*** Block opens ***
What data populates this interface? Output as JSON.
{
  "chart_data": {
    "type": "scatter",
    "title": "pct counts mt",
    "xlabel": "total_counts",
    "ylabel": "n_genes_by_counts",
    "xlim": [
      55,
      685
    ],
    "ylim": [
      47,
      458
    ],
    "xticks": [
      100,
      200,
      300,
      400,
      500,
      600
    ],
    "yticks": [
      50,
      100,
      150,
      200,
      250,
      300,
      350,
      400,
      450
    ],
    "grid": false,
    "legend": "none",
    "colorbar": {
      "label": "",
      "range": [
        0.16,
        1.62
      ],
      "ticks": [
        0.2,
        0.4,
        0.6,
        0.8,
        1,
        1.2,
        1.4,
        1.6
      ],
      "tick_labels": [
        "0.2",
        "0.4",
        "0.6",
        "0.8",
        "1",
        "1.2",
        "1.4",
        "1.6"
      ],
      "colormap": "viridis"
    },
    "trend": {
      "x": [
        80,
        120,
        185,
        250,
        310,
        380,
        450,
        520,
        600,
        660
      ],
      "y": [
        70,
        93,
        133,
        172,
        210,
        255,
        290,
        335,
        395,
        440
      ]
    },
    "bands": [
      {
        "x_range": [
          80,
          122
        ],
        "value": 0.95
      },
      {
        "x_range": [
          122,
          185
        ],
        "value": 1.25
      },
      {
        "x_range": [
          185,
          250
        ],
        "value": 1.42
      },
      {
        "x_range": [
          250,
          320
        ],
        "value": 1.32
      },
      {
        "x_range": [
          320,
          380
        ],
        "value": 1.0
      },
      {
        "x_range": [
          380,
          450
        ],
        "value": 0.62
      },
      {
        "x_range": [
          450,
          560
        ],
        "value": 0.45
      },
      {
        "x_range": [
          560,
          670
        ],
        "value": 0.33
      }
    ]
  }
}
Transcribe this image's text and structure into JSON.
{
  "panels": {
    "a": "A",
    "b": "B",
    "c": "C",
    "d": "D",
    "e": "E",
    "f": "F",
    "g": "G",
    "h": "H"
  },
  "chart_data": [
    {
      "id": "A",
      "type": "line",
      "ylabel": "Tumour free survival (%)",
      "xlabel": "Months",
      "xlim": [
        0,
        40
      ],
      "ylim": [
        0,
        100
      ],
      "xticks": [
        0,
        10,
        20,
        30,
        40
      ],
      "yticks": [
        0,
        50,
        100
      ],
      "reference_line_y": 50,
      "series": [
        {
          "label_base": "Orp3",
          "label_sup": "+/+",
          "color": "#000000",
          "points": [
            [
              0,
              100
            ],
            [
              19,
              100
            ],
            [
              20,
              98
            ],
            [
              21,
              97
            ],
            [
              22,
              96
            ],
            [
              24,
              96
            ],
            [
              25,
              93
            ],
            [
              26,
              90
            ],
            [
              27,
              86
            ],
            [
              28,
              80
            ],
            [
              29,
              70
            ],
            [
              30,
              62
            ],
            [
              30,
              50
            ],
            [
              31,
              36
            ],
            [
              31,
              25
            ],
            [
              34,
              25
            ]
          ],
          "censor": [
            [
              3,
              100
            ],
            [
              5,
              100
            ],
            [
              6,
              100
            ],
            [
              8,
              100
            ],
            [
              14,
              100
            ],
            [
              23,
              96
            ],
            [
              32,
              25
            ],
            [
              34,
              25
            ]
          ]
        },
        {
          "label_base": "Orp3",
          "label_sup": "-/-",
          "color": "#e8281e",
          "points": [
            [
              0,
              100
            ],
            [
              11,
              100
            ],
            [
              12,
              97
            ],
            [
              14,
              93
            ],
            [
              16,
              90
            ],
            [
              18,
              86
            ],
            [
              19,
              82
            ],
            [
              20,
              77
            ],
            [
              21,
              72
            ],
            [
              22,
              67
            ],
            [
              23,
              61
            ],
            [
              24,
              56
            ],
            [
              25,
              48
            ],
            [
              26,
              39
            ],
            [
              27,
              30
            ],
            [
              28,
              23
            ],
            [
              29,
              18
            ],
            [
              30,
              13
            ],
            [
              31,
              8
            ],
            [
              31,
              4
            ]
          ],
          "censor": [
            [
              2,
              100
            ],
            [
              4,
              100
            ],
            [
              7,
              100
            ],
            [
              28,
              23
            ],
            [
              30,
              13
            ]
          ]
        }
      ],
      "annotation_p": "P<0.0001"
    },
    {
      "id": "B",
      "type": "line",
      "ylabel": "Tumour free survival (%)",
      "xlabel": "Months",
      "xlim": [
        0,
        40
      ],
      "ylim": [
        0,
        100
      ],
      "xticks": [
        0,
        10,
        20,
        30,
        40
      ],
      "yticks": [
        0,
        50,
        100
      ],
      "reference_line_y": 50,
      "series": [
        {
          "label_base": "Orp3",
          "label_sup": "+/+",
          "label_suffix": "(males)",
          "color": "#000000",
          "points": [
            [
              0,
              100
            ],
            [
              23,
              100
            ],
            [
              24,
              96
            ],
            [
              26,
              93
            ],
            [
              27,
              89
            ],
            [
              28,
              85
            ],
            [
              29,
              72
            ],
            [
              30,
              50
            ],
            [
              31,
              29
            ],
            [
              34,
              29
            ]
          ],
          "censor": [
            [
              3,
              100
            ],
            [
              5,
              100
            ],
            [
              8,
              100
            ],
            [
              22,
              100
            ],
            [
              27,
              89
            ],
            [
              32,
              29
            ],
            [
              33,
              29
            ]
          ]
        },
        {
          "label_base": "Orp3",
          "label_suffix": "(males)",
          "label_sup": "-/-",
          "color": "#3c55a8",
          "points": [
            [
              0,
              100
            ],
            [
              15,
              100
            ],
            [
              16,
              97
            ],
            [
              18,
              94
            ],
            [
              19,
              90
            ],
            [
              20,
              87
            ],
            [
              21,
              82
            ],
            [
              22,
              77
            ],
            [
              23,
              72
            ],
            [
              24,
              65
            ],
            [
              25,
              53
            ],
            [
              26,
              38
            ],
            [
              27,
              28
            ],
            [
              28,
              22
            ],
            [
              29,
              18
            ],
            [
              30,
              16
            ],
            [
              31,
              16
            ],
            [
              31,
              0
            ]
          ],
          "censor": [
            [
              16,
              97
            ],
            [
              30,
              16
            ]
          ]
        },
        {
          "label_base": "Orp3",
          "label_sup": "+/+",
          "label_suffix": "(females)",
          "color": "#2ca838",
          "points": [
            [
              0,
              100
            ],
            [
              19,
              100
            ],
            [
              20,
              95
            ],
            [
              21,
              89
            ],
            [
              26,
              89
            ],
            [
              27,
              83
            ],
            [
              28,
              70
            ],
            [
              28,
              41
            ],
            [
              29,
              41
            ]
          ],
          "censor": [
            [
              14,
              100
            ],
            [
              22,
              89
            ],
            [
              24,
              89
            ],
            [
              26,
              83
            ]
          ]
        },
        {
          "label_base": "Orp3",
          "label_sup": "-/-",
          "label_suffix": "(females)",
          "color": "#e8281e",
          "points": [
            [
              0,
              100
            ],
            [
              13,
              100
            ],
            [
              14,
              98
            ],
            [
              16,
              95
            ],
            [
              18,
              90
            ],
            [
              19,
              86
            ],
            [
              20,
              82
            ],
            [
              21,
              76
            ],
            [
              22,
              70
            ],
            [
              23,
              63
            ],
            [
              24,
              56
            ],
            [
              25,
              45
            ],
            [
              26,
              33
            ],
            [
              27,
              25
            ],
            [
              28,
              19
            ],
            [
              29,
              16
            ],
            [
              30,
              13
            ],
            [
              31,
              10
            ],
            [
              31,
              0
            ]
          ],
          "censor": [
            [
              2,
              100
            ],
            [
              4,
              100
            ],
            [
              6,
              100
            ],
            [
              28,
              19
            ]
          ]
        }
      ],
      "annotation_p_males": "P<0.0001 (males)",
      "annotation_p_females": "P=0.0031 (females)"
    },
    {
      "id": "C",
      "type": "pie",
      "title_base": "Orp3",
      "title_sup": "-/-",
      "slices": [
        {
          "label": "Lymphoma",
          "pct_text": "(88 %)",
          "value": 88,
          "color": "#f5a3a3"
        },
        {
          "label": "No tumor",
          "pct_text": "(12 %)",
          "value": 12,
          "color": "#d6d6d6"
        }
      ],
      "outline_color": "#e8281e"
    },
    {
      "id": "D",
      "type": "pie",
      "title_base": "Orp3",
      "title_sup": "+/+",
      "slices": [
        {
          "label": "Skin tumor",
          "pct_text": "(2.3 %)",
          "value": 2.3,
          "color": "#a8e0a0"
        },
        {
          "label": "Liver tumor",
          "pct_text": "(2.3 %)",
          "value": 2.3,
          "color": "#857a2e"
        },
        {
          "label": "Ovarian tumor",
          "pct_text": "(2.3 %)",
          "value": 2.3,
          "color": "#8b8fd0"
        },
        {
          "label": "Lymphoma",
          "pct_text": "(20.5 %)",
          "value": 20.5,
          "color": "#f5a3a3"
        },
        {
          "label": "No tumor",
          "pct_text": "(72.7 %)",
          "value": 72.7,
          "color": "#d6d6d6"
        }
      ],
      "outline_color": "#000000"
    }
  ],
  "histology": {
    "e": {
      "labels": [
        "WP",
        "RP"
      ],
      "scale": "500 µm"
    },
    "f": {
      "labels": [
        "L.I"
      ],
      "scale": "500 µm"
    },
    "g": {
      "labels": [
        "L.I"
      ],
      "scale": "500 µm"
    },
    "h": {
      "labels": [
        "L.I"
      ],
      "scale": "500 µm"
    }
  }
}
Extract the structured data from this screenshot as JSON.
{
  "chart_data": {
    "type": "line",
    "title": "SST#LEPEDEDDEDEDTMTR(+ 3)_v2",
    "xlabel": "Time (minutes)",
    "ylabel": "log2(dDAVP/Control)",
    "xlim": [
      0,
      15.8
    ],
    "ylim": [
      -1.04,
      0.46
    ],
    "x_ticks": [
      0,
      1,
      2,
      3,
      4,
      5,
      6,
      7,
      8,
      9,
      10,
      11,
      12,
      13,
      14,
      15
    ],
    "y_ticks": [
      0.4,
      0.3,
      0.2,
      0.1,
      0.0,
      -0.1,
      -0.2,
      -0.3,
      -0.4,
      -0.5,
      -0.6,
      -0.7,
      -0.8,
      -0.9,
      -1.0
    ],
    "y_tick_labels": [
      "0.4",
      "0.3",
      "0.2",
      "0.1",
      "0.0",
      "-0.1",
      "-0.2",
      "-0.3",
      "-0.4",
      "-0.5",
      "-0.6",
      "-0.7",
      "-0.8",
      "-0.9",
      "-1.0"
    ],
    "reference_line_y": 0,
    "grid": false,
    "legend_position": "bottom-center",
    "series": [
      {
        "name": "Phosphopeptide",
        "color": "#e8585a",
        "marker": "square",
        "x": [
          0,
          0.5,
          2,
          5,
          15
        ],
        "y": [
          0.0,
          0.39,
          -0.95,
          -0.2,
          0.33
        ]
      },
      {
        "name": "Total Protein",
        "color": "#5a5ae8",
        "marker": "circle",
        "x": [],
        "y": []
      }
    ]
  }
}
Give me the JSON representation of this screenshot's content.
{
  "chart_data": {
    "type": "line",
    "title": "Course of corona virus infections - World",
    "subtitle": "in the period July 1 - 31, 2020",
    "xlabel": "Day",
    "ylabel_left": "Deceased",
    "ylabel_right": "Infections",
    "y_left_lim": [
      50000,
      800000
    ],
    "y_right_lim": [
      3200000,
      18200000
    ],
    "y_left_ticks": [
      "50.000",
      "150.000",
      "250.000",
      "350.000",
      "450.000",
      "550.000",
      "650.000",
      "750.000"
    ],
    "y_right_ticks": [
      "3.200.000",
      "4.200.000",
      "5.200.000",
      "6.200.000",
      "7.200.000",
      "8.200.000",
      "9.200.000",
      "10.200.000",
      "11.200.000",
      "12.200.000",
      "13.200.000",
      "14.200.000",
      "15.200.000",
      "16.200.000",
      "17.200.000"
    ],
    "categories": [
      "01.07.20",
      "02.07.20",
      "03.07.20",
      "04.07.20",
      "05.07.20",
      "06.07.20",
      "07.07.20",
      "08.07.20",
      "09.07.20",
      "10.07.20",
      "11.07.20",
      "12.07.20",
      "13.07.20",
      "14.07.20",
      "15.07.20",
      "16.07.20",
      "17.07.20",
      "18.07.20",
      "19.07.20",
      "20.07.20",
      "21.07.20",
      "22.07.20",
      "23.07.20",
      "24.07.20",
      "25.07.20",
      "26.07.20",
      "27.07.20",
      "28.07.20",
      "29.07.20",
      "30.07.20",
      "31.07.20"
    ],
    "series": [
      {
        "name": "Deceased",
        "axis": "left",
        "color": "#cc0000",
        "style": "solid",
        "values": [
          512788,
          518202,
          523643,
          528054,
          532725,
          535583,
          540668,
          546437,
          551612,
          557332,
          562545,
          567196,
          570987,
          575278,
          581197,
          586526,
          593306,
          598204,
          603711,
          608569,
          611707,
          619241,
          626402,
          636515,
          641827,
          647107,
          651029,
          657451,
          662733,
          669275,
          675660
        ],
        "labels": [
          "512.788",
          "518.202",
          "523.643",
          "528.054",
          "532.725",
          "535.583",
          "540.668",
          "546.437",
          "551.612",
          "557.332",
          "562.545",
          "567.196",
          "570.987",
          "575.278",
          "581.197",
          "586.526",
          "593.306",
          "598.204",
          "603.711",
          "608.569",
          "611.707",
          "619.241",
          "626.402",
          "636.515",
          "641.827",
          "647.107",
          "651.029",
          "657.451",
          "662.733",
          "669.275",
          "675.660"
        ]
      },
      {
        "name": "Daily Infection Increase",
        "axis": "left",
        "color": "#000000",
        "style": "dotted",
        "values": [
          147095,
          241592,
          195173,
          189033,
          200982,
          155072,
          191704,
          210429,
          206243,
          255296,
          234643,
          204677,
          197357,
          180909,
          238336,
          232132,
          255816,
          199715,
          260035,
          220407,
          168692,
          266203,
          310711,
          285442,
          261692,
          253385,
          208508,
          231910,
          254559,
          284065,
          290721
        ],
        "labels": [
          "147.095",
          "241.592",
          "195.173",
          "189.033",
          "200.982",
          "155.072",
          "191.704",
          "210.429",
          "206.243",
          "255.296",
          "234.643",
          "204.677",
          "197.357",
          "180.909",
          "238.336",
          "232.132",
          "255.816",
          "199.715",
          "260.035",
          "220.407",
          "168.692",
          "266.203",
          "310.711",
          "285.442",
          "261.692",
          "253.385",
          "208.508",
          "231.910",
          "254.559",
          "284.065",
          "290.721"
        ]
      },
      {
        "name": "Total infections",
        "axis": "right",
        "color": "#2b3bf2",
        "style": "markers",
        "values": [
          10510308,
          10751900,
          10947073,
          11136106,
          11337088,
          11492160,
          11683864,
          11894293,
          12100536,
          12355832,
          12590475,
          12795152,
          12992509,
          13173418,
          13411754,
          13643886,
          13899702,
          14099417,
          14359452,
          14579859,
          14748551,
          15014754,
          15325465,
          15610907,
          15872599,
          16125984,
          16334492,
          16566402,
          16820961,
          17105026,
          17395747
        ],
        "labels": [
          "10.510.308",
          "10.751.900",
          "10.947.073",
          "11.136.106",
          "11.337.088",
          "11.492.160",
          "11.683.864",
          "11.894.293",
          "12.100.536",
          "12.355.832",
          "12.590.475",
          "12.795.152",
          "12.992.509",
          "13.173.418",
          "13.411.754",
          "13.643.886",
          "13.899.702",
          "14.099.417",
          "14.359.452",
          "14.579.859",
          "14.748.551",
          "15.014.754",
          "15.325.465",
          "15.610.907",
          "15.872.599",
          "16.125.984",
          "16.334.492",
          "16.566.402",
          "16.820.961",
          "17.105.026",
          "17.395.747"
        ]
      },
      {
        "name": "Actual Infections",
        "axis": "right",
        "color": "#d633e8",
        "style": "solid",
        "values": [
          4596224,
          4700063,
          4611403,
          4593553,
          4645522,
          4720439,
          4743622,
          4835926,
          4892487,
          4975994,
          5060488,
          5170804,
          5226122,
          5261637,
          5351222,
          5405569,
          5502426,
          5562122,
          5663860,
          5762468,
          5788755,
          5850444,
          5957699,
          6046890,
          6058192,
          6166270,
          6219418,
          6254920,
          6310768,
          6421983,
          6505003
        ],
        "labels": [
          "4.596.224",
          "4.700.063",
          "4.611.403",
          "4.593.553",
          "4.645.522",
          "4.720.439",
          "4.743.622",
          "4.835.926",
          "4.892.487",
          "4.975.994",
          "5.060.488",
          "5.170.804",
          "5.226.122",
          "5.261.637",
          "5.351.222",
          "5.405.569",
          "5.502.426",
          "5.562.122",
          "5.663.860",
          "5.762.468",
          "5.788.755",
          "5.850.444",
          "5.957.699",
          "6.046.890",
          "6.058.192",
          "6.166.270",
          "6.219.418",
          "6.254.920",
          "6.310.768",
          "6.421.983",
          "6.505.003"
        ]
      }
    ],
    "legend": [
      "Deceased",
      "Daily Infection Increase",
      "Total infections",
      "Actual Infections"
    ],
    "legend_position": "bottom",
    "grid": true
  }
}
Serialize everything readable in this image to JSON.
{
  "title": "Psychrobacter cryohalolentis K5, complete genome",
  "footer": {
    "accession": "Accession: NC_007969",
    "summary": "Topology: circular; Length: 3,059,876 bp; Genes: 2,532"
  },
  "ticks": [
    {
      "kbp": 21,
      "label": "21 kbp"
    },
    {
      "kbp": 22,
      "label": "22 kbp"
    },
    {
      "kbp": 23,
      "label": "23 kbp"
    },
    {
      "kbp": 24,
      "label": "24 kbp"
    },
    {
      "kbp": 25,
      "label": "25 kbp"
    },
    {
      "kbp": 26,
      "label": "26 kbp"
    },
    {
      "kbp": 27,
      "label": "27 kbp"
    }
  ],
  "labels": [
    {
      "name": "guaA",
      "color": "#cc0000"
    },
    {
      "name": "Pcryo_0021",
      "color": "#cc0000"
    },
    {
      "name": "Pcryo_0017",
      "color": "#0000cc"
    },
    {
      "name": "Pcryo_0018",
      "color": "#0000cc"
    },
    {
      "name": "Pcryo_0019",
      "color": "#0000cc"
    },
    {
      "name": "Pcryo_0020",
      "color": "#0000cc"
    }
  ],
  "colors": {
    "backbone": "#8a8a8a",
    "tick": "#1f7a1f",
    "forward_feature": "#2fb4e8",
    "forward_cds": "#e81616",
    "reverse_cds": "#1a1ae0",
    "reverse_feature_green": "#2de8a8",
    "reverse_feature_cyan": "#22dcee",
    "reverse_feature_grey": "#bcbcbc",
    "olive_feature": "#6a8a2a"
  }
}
*** Block closes ***
When a line in the material contains the string "Daily", copy that line.

        "name": "Daily Infection Increase",
      "Daily Infection Increase",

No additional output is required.